● Problem description: Pick out and copy every line in the records below that contains the string "CYBER". Case counts.
○ ○ ○
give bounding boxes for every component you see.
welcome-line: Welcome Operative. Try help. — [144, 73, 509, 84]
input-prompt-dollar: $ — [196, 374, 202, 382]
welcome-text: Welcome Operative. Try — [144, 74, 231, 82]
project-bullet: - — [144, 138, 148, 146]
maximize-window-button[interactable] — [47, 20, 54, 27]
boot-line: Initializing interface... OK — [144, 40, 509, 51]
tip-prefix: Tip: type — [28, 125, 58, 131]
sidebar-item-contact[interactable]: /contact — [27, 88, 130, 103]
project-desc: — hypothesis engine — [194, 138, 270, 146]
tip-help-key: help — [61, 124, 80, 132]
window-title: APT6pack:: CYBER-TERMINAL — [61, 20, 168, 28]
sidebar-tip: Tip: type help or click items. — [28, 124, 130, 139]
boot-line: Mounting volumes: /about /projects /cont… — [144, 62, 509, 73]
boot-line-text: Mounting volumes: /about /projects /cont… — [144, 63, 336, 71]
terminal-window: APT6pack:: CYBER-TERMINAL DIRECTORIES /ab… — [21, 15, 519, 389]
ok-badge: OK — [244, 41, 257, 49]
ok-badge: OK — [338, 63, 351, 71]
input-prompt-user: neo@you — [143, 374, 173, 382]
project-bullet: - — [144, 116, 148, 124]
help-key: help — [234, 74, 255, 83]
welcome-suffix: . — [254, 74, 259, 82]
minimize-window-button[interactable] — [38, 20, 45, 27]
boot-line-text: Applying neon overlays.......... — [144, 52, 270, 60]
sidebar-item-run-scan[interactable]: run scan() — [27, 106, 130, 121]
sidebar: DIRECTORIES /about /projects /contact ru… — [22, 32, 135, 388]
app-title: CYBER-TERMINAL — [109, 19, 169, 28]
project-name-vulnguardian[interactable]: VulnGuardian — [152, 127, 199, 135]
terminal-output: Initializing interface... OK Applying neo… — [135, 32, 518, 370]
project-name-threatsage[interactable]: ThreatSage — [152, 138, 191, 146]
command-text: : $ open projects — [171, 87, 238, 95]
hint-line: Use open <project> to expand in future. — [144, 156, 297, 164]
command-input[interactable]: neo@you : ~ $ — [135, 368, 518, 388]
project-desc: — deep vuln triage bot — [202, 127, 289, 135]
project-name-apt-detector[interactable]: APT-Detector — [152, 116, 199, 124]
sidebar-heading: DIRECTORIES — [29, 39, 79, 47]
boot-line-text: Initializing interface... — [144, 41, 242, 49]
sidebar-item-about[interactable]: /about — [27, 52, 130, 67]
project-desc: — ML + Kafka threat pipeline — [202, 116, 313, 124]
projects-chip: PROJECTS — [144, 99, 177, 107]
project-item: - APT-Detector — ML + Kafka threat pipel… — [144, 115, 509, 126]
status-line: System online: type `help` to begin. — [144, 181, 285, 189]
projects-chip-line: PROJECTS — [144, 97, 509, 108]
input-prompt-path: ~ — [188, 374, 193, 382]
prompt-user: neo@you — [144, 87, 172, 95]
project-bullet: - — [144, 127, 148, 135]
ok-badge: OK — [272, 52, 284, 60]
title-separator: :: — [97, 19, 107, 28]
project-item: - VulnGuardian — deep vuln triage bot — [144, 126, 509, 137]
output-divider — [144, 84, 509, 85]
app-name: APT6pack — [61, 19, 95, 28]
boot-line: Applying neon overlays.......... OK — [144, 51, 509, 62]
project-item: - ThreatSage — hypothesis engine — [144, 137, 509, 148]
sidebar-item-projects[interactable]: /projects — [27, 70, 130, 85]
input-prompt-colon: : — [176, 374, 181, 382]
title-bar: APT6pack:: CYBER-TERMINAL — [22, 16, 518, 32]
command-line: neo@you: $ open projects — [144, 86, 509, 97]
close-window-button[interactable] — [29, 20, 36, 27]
○ ○ ○
● The response:
window-title: APT6pack:: CYBER-TERMINAL — [61, 20, 168, 28]
terminal-window: APT6pack:: CYBER-TERMINAL DIRECTORIES /ab… — [21, 15, 519, 389]
app-title: CYBER-TERMINAL — [109, 19, 169, 28]
title-bar: APT6pack:: CYBER-TERMINAL — [22, 16, 518, 32]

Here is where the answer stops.